Records for this exercise:
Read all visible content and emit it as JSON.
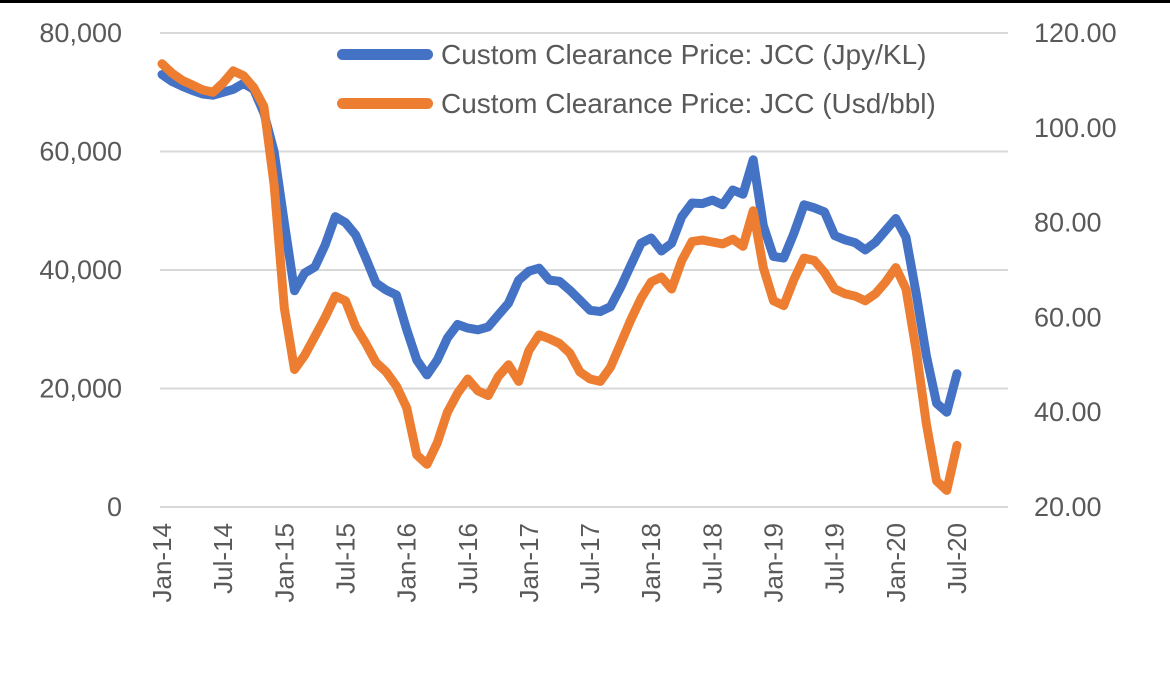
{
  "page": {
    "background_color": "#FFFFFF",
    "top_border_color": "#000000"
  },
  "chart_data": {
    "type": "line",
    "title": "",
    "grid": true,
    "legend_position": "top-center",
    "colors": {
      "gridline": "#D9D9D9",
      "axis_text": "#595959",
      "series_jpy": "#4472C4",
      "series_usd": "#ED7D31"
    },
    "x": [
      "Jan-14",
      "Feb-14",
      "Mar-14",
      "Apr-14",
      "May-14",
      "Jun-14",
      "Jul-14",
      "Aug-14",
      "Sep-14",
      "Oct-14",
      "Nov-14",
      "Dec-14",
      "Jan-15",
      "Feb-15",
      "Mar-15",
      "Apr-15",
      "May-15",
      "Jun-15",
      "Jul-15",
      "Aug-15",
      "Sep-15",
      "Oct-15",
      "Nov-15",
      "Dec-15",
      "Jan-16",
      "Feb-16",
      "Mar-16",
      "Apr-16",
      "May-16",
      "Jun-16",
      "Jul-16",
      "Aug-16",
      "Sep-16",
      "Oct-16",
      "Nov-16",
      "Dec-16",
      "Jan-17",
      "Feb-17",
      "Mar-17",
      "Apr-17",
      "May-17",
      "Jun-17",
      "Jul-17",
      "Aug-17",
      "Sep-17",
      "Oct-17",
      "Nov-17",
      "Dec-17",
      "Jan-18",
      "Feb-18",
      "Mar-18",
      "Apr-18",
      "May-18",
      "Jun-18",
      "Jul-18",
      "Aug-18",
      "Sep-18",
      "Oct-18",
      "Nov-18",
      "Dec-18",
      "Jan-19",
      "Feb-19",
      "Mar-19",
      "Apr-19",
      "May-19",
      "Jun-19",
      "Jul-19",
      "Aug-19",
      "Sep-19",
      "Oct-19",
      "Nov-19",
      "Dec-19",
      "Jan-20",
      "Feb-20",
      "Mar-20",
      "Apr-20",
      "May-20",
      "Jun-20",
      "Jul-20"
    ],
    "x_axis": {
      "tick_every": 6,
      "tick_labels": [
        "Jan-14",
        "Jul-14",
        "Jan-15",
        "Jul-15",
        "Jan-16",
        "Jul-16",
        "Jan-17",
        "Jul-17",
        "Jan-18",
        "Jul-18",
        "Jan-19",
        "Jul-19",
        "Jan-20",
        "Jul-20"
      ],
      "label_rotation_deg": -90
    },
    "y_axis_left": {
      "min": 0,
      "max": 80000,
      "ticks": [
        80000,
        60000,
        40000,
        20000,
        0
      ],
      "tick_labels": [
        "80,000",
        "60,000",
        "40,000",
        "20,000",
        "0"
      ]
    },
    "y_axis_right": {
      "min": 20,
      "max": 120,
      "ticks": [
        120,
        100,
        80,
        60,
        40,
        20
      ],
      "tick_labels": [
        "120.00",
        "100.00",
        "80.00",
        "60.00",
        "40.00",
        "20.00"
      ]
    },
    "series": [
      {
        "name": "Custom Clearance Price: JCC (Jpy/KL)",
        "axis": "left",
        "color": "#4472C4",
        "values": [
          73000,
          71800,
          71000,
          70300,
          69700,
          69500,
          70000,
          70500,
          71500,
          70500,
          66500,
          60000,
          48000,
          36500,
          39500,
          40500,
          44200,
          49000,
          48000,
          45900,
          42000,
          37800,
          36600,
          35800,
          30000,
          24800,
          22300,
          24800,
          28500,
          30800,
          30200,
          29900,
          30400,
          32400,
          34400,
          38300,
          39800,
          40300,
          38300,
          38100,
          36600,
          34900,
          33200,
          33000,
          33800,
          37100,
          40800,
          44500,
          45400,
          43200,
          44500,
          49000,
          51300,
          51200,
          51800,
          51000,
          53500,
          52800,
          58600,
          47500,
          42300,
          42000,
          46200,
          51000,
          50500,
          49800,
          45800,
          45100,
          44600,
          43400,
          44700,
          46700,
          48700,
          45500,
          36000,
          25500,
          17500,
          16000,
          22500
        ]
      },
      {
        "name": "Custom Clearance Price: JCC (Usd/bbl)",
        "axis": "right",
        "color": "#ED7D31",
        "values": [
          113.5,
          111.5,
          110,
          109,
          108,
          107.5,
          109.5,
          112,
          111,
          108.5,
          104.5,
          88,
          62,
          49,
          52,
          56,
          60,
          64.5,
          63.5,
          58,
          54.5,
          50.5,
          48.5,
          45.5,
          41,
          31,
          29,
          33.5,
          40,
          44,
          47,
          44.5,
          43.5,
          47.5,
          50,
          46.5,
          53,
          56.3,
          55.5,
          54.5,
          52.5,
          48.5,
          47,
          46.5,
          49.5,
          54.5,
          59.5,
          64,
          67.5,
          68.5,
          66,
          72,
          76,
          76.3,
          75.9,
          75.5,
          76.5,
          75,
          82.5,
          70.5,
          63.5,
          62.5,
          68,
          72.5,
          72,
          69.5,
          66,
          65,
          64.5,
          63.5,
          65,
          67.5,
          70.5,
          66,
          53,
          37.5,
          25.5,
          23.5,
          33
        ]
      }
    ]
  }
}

...

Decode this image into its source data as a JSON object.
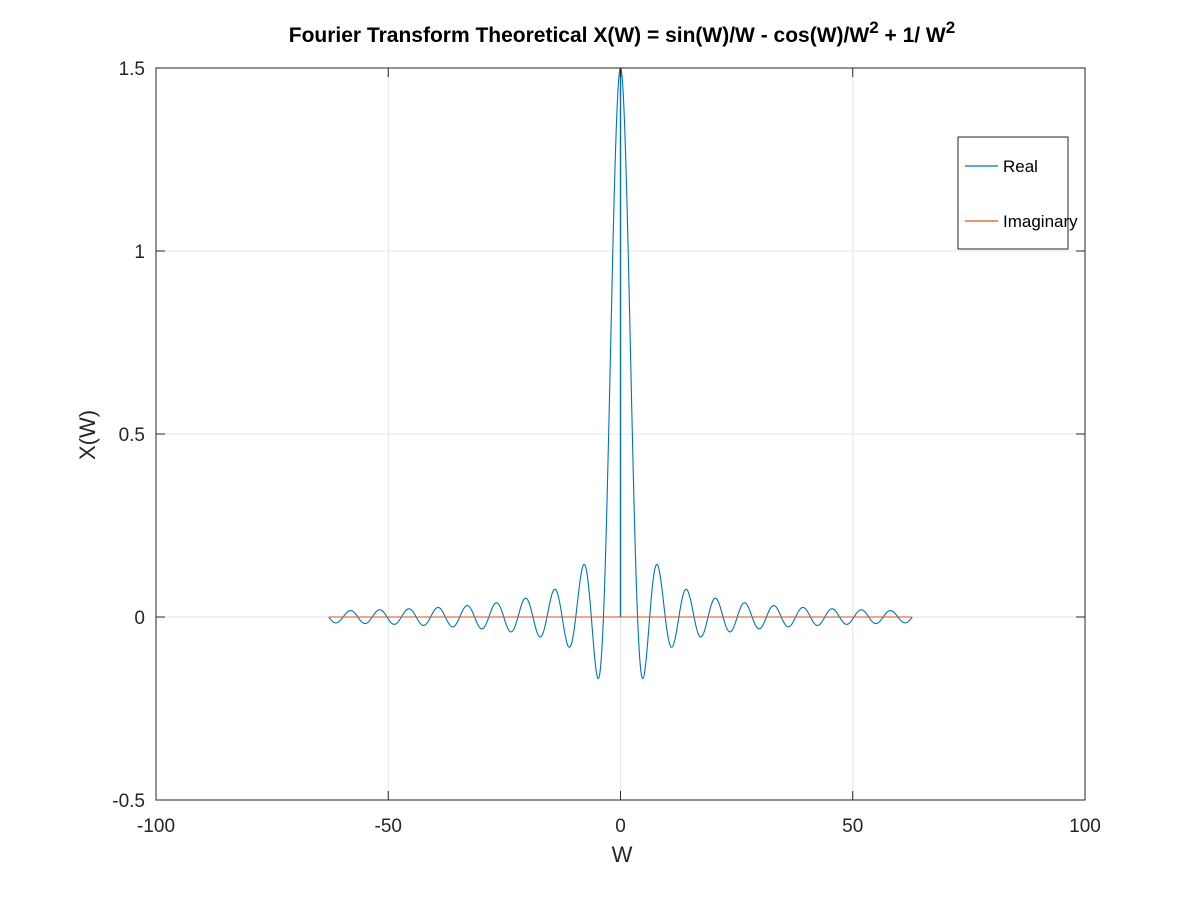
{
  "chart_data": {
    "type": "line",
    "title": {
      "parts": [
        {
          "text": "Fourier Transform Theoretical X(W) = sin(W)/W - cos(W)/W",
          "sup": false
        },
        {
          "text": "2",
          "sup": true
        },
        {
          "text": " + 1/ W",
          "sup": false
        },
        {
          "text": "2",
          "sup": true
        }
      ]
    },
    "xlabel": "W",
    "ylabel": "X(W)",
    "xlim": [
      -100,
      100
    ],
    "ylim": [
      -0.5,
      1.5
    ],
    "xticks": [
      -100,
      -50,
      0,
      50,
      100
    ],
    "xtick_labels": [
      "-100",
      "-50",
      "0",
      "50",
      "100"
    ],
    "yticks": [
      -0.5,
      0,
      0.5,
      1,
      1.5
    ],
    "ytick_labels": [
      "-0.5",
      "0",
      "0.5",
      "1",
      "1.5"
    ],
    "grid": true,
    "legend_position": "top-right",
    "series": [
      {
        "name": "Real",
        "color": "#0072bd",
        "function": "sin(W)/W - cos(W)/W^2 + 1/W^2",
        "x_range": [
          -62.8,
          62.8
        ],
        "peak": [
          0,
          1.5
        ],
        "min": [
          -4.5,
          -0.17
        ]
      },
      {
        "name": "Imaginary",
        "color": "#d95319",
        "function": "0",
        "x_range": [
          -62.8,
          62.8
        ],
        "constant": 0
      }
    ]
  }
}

Problem: Lines holding the word "function" in the entries above are the ones to pull out. Copy them all.

Task output:
        "function": "sin(W)/W - cos(W)/W^2 + 1/W^2",
        "function": "0",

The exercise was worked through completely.